### Exercise directions
Show every line where "cariño" occurs.

(A run of records)

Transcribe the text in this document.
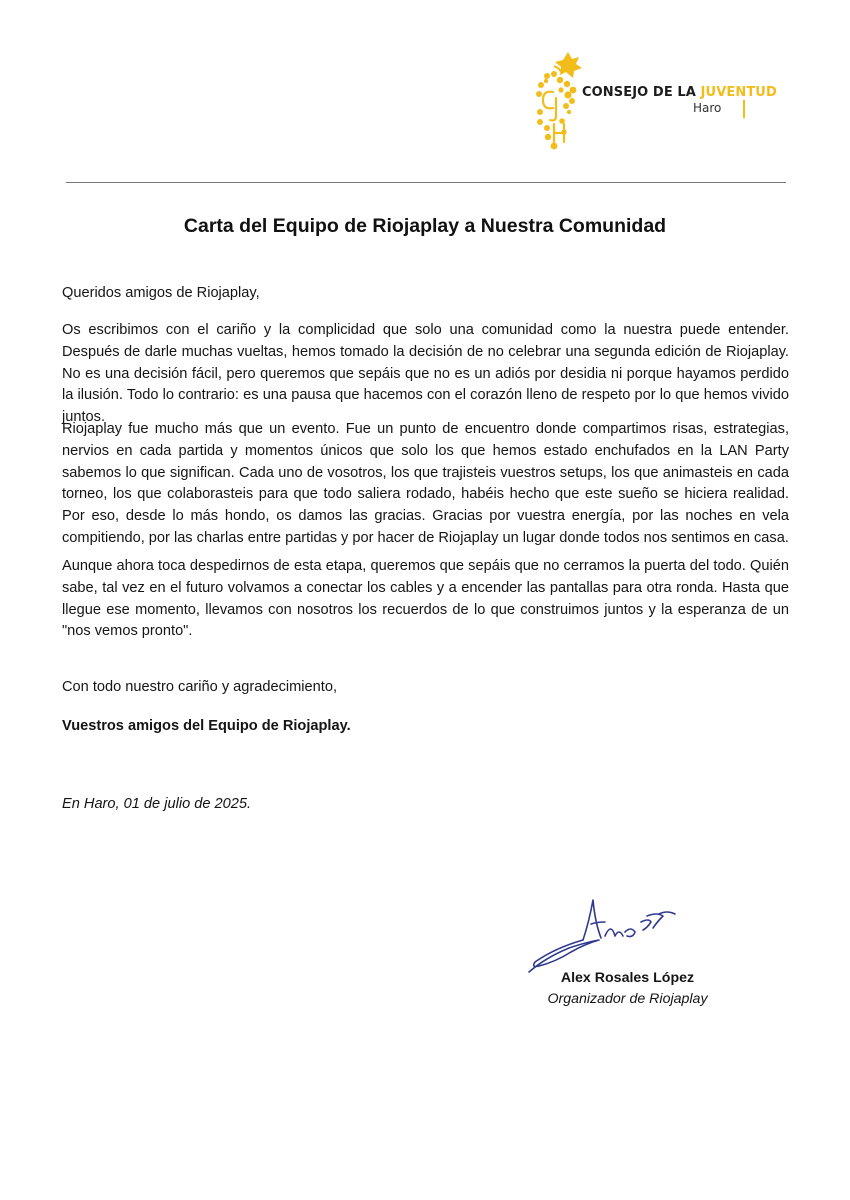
CONSEJO DE LA JUVENTUD
Haro
Carta del Equipo de Riojaplay a Nuestra Comunidad
Queridos amigos de Riojaplay,

Os escribimos con el cariño y la complicidad que solo una comunidad como la nuestra puede entender. Después de darle muchas vueltas, hemos tomado la decisión de no celebrar una segunda edición de Riojaplay. No es una decisión fácil, pero queremos que sepáis que no es un adiós por desidia ni porque hayamos perdido la ilusión. Todo lo contrario: es una pausa que hacemos con el corazón lleno de respeto por lo que hemos vivido juntos.

Riojaplay fue mucho más que un evento. Fue un punto de encuentro donde compartimos risas, estrategias, nervios en cada partida y momentos únicos que solo los que hemos estado enchufados en la LAN Party sabemos lo que significan. Cada uno de vosotros, los que trajisteis vuestros setups, los que animasteis en cada torneo, los que colaborasteis para que todo saliera rodado, habéis hecho que este sueño se hiciera realidad. Por eso, desde lo más hondo, os damos las gracias. Gracias por vuestra energía, por las noches en vela compitiendo, por las charlas entre partidas y por hacer de Riojaplay un lugar donde todos nos sentimos en casa.

Aunque ahora toca despedirnos de esta etapa, queremos que sepáis que no cerramos la puerta del todo. Quién sabe, tal vez en el futuro volvamos a conectar los cables y a encender las pantallas para otra ronda. Hasta que llegue ese momento, llevamos con nosotros los recuerdos de lo que construimos juntos y la esperanza de un "nos vemos pronto".

Con todo nuestro cariño y agradecimiento,
Vuestros amigos del Equipo de Riojaplay.
En Haro, 01 de julio de 2025.
Alex Rosales López
Organizador de Riojaplay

### Response for this exercise
Os escribimos con el cariño y la complicidad que solo una comunidad como la nuestra puede entender. Después de darle muchas vueltas, hemos tomado la decisión de no celebrar una segunda edición de Riojaplay. No es una decisión fácil, pero queremos que sepáis que no es un adiós por desidia ni porque hayamos perdido la ilusión. Todo lo contrario: es una pausa que hacemos con el corazón lleno de respeto por lo que hemos vivido juntos.
Con todo nuestro cariño y agradecimiento,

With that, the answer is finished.